- _SHORT TASK_:
Every line below that includes "color" counts toward the total. Report that total alone.

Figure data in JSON
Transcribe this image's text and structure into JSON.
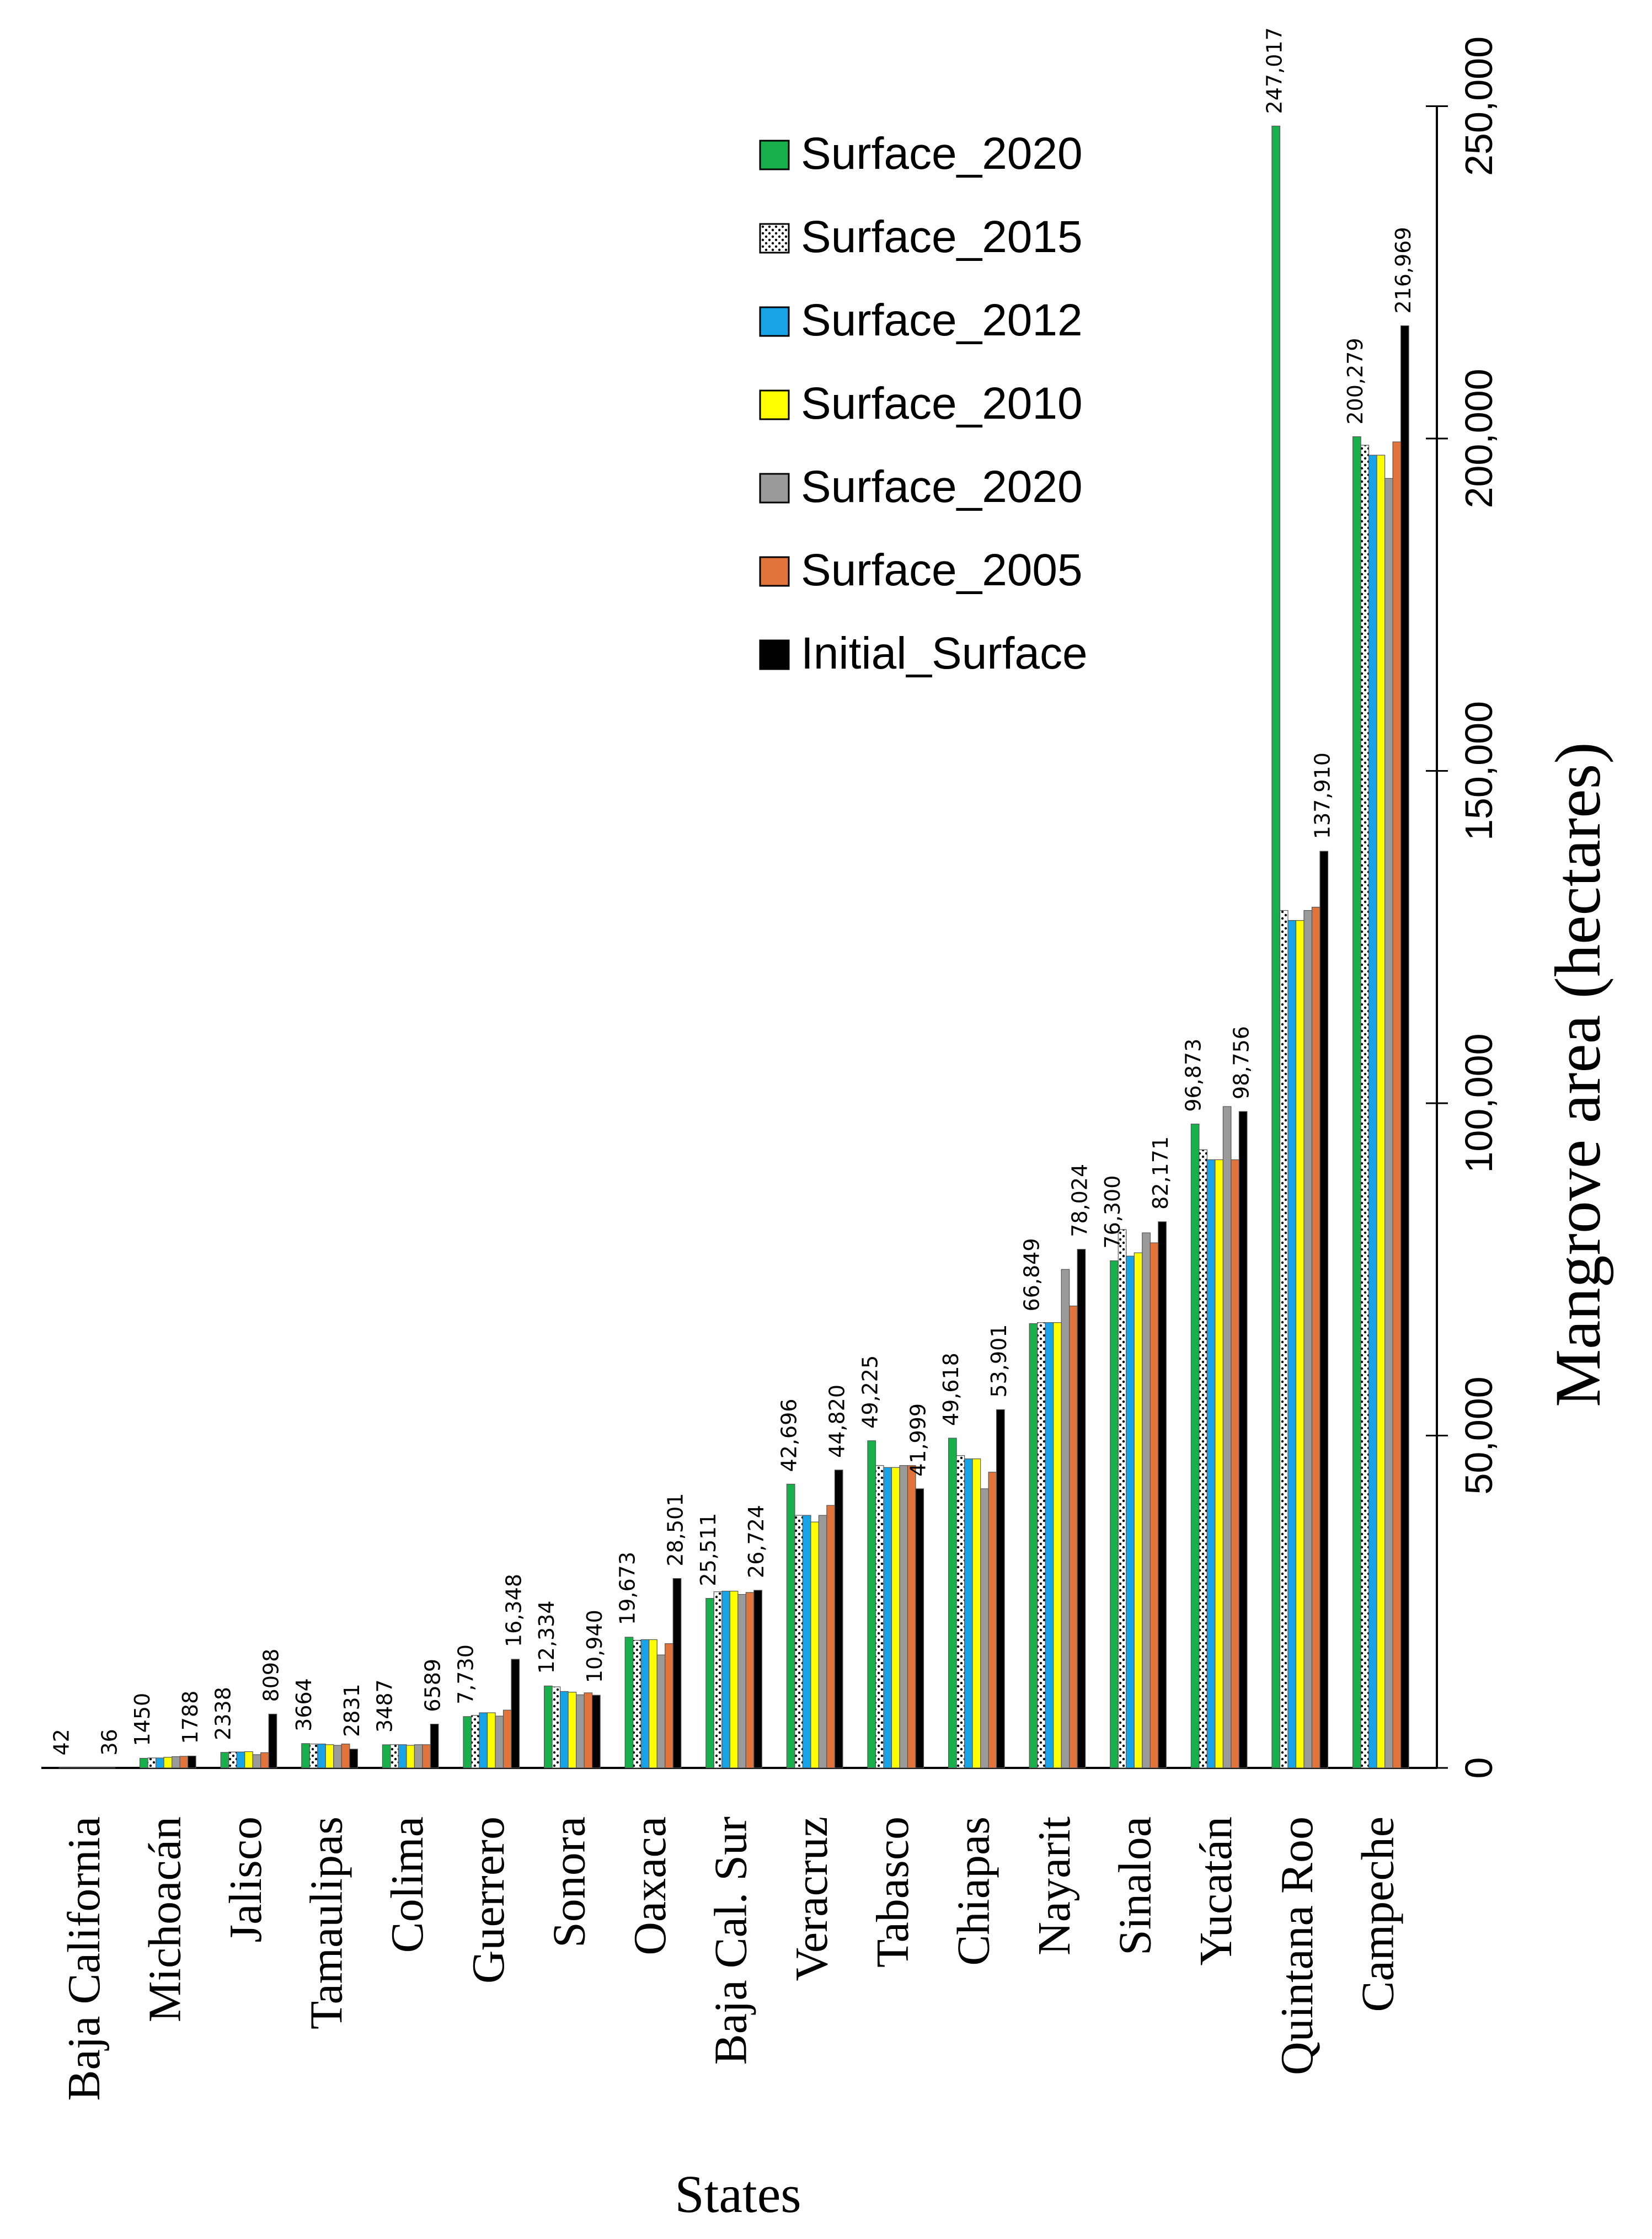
{
  "chart_data": {
    "type": "bar",
    "orientation": "horizontal, figure rotated 90° clockwise (categories along bottom, values increasing upward along right side)",
    "xlabel": "States",
    "ylabel": "Mangrove area (hectares)",
    "ylim": [
      0,
      250000
    ],
    "yticks": [
      0,
      50000,
      100000,
      150000,
      200000,
      250000
    ],
    "ytick_labels": [
      "0",
      "50,000",
      "100,000",
      "150,000",
      "200,000",
      "250,000"
    ],
    "grid": false,
    "legend_position": "top-left",
    "categories": [
      "Baja California",
      "Michoacán",
      "Jalisco",
      "Tamaulipas",
      "Colima",
      "Guerrero",
      "Sonora",
      "Oaxaca",
      "Baja Cal. Sur",
      "Veracruz",
      "Tabasco",
      "Chiapas",
      "Nayarit",
      "Sinaloa",
      "Yucatán",
      "Quintana Roo",
      "Campeche"
    ],
    "series": [
      {
        "name": "Surface_2020",
        "color": "#17b04a",
        "pattern": "solid",
        "values": [
          42,
          1450,
          2338,
          3664,
          3487,
          7730,
          12334,
          19673,
          25511,
          42696,
          49225,
          49618,
          66849,
          76300,
          96873,
          247017,
          200279
        ]
      },
      {
        "name": "Surface_2015",
        "color": "#ffffff",
        "pattern": "dotted",
        "values": [
          40,
          1500,
          2400,
          3600,
          3500,
          7900,
          12200,
          19200,
          26500,
          38000,
          45500,
          47000,
          67000,
          81000,
          93000,
          129000,
          199000
        ]
      },
      {
        "name": "Surface_2012",
        "color": "#17a3e6",
        "pattern": "solid",
        "values": [
          38,
          1500,
          2400,
          3600,
          3500,
          8300,
          11500,
          19300,
          26600,
          38000,
          45200,
          46500,
          67000,
          77000,
          91500,
          127500,
          197500
        ]
      },
      {
        "name": "Surface_2010",
        "color": "#ffff00",
        "pattern": "solid",
        "values": [
          37,
          1600,
          2450,
          3500,
          3400,
          8300,
          11400,
          19300,
          26600,
          37000,
          45200,
          46500,
          67000,
          77500,
          91500,
          127500,
          197500
        ]
      },
      {
        "name": "Surface_2020",
        "color": "#9a9a9a",
        "pattern": "solid",
        "values": [
          36,
          1700,
          2000,
          3400,
          3500,
          7800,
          11000,
          17000,
          26100,
          38000,
          45500,
          42000,
          75000,
          80500,
          99500,
          129000,
          194000
        ]
      },
      {
        "name": "Surface_2005",
        "color": "#e0743a",
        "pattern": "solid",
        "values": [
          38,
          1750,
          2300,
          3600,
          3500,
          8700,
          11300,
          18700,
          26400,
          39500,
          45500,
          44500,
          69500,
          79000,
          91500,
          129500,
          199500
        ]
      },
      {
        "name": "Initial_Surface",
        "color": "#000000",
        "pattern": "solid",
        "values": [
          36,
          1788,
          8098,
          2831,
          6589,
          16348,
          10940,
          28501,
          26724,
          44820,
          41999,
          53901,
          78024,
          82171,
          98756,
          137910,
          216969
        ]
      }
    ],
    "data_labels": [
      {
        "category": "Baja California",
        "series_index": 0,
        "text": "42"
      },
      {
        "category": "Baja California",
        "series_index": 6,
        "text": "36"
      },
      {
        "category": "Michoacán",
        "series_index": 0,
        "text": "1450"
      },
      {
        "category": "Michoacán",
        "series_index": 6,
        "text": "1788"
      },
      {
        "category": "Jalisco",
        "series_index": 0,
        "text": "2338"
      },
      {
        "category": "Jalisco",
        "series_index": 6,
        "text": "8098"
      },
      {
        "category": "Tamaulipas",
        "series_index": 0,
        "text": "3664"
      },
      {
        "category": "Tamaulipas",
        "series_index": 6,
        "text": "2831"
      },
      {
        "category": "Colima",
        "series_index": 0,
        "text": "3487"
      },
      {
        "category": "Colima",
        "series_index": 6,
        "text": "6589"
      },
      {
        "category": "Guerrero",
        "series_index": 0,
        "text": "7,730"
      },
      {
        "category": "Guerrero",
        "series_index": 6,
        "text": "16,348"
      },
      {
        "category": "Sonora",
        "series_index": 0,
        "text": "12,334"
      },
      {
        "category": "Sonora",
        "series_index": 6,
        "text": "10,940"
      },
      {
        "category": "Oaxaca",
        "series_index": 0,
        "text": "19,673"
      },
      {
        "category": "Oaxaca",
        "series_index": 6,
        "text": "28,501"
      },
      {
        "category": "Baja Cal. Sur",
        "series_index": 0,
        "text": "25,511"
      },
      {
        "category": "Baja Cal. Sur",
        "series_index": 6,
        "text": "26,724"
      },
      {
        "category": "Veracruz",
        "series_index": 0,
        "text": "42,696"
      },
      {
        "category": "Veracruz",
        "series_index": 6,
        "text": "44,820"
      },
      {
        "category": "Tabasco",
        "series_index": 0,
        "text": "49,225"
      },
      {
        "category": "Tabasco",
        "series_index": 6,
        "text": "41,999"
      },
      {
        "category": "Chiapas",
        "series_index": 0,
        "text": "49,618"
      },
      {
        "category": "Chiapas",
        "series_index": 6,
        "text": "53,901"
      },
      {
        "category": "Nayarit",
        "series_index": 0,
        "text": "66,849"
      },
      {
        "category": "Nayarit",
        "series_index": 6,
        "text": "78,024"
      },
      {
        "category": "Sinaloa",
        "series_index": 0,
        "text": "76,300"
      },
      {
        "category": "Sinaloa",
        "series_index": 6,
        "text": "82,171"
      },
      {
        "category": "Yucatán",
        "series_index": 0,
        "text": "96,873"
      },
      {
        "category": "Yucatán",
        "series_index": 6,
        "text": "98,756"
      },
      {
        "category": "Quintana Roo",
        "series_index": 0,
        "text": "247,017"
      },
      {
        "category": "Quintana Roo",
        "series_index": 6,
        "text": "137,910"
      },
      {
        "category": "Campeche",
        "series_index": 0,
        "text": "200,279"
      },
      {
        "category": "Campeche",
        "series_index": 6,
        "text": "216,969"
      }
    ]
  }
}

- _RESULT BELOW_:
7